> [SET TASK]
Pull out every line below that holds the word "watermark".

Stored entries

↓↓↓

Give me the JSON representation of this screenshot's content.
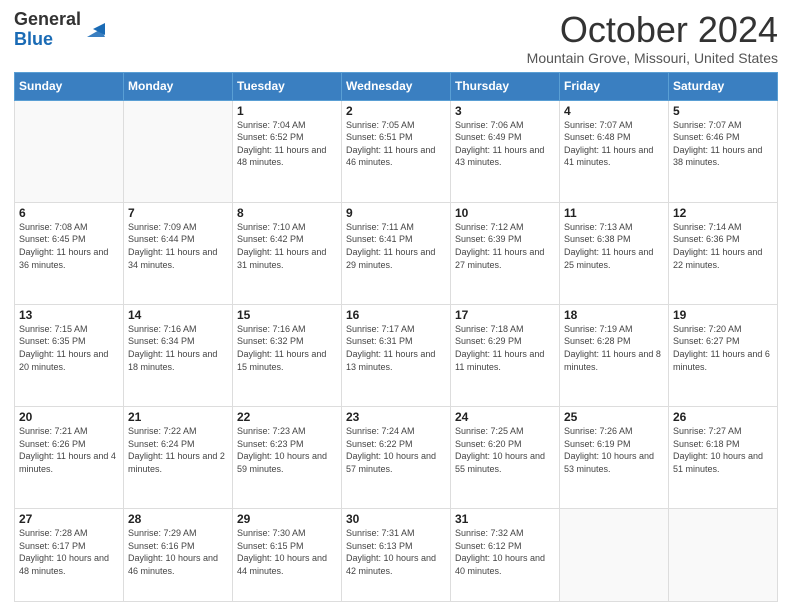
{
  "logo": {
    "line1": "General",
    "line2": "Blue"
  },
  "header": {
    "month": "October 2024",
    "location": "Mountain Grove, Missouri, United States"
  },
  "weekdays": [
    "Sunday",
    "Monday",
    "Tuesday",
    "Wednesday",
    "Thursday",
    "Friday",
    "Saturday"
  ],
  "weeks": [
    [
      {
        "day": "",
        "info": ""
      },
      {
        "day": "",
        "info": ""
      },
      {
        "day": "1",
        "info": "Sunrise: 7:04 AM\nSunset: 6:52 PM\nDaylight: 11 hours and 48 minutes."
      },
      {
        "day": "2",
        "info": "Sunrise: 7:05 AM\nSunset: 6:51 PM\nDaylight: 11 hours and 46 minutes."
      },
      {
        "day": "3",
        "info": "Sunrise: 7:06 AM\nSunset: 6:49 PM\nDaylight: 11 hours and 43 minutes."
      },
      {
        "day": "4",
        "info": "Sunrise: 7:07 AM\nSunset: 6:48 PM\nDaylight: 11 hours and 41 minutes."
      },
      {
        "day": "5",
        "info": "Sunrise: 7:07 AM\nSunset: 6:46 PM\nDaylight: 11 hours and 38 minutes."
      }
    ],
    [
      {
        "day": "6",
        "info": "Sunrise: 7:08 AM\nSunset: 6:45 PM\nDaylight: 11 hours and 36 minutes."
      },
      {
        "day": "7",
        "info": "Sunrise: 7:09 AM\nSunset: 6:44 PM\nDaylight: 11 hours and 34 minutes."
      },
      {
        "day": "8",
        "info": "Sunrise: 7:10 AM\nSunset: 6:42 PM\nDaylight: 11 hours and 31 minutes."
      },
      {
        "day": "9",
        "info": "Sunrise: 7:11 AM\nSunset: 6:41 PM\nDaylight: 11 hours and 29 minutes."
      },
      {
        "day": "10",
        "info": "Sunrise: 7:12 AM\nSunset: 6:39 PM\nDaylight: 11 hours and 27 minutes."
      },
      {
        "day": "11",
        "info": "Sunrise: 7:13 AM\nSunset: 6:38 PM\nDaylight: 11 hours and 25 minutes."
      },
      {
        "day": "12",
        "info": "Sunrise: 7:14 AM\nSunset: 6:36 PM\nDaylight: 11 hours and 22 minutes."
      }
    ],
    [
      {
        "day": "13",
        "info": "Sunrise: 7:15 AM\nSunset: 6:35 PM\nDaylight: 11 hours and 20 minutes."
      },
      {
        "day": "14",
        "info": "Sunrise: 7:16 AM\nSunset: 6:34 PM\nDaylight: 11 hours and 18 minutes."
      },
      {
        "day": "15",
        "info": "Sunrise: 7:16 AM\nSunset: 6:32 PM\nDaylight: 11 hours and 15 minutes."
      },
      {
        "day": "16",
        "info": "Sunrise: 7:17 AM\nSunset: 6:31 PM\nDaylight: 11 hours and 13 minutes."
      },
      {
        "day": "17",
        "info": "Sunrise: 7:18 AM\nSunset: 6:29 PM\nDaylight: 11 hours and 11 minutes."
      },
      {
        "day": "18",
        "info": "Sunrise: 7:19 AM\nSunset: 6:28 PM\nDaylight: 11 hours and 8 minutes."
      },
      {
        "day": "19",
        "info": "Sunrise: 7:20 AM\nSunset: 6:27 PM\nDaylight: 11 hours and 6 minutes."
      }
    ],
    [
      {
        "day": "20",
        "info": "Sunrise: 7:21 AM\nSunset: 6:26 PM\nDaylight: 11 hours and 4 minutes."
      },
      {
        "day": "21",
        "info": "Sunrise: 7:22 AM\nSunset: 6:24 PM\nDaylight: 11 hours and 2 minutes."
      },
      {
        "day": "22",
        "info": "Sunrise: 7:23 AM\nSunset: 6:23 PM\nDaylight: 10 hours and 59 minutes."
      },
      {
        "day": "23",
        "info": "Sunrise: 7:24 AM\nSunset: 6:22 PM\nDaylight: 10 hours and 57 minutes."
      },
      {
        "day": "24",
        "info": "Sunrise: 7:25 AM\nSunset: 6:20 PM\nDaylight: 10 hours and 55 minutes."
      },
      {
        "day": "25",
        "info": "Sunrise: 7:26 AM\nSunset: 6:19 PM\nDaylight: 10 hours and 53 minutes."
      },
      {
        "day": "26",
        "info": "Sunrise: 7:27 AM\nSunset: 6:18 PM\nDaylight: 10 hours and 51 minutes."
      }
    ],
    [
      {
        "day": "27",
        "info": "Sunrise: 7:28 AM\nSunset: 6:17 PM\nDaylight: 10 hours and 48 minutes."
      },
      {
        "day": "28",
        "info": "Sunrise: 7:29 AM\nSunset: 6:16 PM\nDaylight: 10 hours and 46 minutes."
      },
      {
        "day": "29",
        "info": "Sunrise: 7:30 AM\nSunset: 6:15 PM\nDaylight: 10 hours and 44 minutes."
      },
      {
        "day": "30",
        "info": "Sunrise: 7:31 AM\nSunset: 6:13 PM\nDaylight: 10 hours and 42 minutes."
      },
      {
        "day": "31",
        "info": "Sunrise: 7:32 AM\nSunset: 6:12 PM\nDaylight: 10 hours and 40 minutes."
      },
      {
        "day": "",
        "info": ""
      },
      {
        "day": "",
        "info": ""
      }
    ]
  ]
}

↑↑↑
↓↓↓

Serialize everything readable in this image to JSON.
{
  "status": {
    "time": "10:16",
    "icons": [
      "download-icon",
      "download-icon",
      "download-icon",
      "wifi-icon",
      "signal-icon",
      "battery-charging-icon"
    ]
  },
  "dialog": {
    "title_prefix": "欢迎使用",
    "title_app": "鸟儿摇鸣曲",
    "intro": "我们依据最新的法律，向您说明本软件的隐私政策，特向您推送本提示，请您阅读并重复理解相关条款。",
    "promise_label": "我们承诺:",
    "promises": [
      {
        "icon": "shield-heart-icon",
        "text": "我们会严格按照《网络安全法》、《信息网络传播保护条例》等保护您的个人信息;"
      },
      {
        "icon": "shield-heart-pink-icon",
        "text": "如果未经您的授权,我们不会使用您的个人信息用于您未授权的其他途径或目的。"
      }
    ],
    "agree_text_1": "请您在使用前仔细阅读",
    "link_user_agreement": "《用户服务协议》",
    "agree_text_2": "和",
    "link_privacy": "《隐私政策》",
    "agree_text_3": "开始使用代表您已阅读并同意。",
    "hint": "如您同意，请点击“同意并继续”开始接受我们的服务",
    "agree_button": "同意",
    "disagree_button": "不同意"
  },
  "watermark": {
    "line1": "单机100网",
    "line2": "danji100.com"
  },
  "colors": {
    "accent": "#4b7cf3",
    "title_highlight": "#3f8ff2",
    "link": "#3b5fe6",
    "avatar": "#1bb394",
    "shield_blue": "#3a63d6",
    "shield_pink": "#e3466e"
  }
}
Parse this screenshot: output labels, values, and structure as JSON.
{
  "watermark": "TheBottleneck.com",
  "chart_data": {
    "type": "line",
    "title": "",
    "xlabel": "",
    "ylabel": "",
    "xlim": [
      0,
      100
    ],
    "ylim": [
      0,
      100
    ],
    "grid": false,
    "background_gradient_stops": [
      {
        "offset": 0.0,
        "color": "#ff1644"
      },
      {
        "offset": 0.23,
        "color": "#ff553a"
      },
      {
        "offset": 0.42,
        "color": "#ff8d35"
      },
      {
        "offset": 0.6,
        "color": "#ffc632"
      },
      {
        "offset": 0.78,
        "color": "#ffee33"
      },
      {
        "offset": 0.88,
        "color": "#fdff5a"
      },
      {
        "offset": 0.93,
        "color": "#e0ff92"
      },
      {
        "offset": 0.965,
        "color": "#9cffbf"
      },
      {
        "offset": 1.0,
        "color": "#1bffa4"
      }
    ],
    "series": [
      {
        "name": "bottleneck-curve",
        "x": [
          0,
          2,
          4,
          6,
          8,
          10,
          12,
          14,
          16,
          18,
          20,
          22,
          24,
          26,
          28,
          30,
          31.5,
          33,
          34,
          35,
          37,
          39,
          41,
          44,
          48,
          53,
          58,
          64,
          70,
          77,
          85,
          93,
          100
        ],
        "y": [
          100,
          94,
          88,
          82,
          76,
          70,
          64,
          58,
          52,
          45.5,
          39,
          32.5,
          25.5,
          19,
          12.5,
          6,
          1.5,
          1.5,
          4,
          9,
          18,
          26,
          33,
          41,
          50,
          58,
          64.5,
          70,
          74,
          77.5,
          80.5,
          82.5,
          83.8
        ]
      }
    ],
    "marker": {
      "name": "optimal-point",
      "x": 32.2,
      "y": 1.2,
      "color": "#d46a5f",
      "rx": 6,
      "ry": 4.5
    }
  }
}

↑↑↑
↓↓↓

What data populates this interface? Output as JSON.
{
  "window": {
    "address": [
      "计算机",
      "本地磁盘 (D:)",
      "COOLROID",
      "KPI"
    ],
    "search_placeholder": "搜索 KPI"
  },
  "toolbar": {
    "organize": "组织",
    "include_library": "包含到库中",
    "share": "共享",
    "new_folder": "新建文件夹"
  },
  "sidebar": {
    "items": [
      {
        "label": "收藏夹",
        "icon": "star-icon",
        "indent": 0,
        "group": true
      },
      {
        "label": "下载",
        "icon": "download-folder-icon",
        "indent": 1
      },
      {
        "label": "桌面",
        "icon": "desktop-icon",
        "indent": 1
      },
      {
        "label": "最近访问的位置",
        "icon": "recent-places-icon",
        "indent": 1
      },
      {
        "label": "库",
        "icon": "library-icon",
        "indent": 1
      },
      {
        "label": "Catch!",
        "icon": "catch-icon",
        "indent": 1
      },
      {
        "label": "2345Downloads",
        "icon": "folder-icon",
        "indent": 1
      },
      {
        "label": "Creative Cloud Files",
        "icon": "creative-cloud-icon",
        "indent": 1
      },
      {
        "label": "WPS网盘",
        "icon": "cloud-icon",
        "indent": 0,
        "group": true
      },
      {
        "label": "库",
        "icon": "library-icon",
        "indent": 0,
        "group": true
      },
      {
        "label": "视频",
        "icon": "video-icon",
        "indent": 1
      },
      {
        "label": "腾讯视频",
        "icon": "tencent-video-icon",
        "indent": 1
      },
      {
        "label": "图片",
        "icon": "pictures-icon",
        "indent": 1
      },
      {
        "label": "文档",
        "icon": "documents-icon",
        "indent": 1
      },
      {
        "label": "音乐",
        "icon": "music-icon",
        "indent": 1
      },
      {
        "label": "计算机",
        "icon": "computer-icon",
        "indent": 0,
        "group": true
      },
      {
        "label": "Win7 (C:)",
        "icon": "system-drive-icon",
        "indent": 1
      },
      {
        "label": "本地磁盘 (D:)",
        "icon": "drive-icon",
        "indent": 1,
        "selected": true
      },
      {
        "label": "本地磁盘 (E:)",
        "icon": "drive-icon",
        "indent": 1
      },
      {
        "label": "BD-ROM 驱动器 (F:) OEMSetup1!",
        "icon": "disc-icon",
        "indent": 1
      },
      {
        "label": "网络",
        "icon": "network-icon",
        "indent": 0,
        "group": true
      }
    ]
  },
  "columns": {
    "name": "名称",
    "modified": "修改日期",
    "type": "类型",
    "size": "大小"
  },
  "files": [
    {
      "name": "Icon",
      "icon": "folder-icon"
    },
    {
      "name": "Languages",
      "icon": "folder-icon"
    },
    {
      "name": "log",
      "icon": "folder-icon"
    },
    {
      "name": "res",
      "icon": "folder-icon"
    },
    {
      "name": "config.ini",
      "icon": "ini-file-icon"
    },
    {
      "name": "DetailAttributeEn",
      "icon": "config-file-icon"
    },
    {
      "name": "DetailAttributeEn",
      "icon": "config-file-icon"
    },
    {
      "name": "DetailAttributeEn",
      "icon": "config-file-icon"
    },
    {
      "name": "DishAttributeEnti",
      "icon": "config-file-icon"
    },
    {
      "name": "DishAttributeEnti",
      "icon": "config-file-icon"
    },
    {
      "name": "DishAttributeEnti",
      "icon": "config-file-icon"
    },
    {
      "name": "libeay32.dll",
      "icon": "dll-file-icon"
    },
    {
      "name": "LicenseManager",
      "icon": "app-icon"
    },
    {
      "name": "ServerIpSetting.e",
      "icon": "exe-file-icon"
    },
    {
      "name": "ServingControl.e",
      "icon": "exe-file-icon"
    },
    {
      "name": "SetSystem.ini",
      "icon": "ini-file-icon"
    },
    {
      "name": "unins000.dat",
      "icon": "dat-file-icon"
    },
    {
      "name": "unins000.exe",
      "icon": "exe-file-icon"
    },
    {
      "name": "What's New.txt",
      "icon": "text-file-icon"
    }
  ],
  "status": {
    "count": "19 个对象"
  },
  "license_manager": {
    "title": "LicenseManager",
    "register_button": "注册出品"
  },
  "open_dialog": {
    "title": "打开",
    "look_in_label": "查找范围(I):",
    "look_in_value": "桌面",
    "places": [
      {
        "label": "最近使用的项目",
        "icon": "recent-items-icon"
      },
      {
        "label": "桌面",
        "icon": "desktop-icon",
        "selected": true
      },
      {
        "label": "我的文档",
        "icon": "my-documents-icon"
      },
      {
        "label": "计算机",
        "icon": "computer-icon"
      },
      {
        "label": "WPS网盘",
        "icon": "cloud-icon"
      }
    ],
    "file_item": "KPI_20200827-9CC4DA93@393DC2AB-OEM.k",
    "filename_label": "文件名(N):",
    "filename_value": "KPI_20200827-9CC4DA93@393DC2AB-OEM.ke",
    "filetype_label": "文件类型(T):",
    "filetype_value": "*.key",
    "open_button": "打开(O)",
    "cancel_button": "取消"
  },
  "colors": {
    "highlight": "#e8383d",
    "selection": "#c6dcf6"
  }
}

↑↑↑

> [RESULT FOR THIS EXERCISE]
  "watermark": {
  "watermark": "TheBottleneck.com",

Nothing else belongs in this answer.